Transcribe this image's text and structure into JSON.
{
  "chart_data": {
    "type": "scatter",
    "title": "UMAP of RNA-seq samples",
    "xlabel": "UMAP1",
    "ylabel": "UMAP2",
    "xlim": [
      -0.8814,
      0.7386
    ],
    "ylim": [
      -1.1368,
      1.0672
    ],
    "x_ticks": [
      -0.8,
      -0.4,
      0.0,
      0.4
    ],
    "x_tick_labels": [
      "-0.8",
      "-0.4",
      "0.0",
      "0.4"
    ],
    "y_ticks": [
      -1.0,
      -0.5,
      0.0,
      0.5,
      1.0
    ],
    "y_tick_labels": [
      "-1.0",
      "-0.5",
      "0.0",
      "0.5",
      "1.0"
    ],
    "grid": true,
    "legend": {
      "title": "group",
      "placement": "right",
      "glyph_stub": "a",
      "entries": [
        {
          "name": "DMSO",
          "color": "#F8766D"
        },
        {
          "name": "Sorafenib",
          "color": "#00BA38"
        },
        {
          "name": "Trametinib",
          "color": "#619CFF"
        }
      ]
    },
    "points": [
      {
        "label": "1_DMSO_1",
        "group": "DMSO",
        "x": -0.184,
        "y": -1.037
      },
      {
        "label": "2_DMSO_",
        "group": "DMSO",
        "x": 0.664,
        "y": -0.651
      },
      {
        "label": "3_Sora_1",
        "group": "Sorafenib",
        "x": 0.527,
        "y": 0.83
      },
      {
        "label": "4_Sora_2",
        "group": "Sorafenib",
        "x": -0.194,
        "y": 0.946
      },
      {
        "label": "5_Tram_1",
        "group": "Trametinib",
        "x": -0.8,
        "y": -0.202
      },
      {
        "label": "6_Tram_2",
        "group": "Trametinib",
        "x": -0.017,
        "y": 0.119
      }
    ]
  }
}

☆ ☆ ☆

▶ **Your goal**: Write out the entries above word for word.

▶ **Answer to this task**:
Transcribe this image's text and structure into JSON.
{
  "chart_data": {
    "type": "scatter",
    "title": "UMAP of RNA-seq samples",
    "xlabel": "UMAP1",
    "ylabel": "UMAP2",
    "xlim": [
      -0.8814,
      0.7386
    ],
    "ylim": [
      -1.1368,
      1.0672
    ],
    "x_ticks": [
      -0.8,
      -0.4,
      0.0,
      0.4
    ],
    "x_tick_labels": [
      "-0.8",
      "-0.4",
      "0.0",
      "0.4"
    ],
    "y_ticks": [
      -1.0,
      -0.5,
      0.0,
      0.5,
      1.0
    ],
    "y_tick_labels": [
      "-1.0",
      "-0.5",
      "0.0",
      "0.5",
      "1.0"
    ],
    "grid": true,
    "legend": {
      "title": "group",
      "placement": "right",
      "glyph_stub": "a",
      "entries": [
        {
          "name": "DMSO",
          "color": "#F8766D"
        },
        {
          "name": "Sorafenib",
          "color": "#00BA38"
        },
        {
          "name": "Trametinib",
          "color": "#619CFF"
        }
      ]
    },
    "points": [
      {
        "label": "1_DMSO_1",
        "group": "DMSO",
        "x": -0.184,
        "y": -1.037
      },
      {
        "label": "2_DMSO_",
        "group": "DMSO",
        "x": 0.664,
        "y": -0.651
      },
      {
        "label": "3_Sora_1",
        "group": "Sorafenib",
        "x": 0.527,
        "y": 0.83
      },
      {
        "label": "4_Sora_2",
        "group": "Sorafenib",
        "x": -0.194,
        "y": 0.946
      },
      {
        "label": "5_Tram_1",
        "group": "Trametinib",
        "x": -0.8,
        "y": -0.202
      },
      {
        "label": "6_Tram_2",
        "group": "Trametinib",
        "x": -0.017,
        "y": 0.119
      }
    ]
  }
}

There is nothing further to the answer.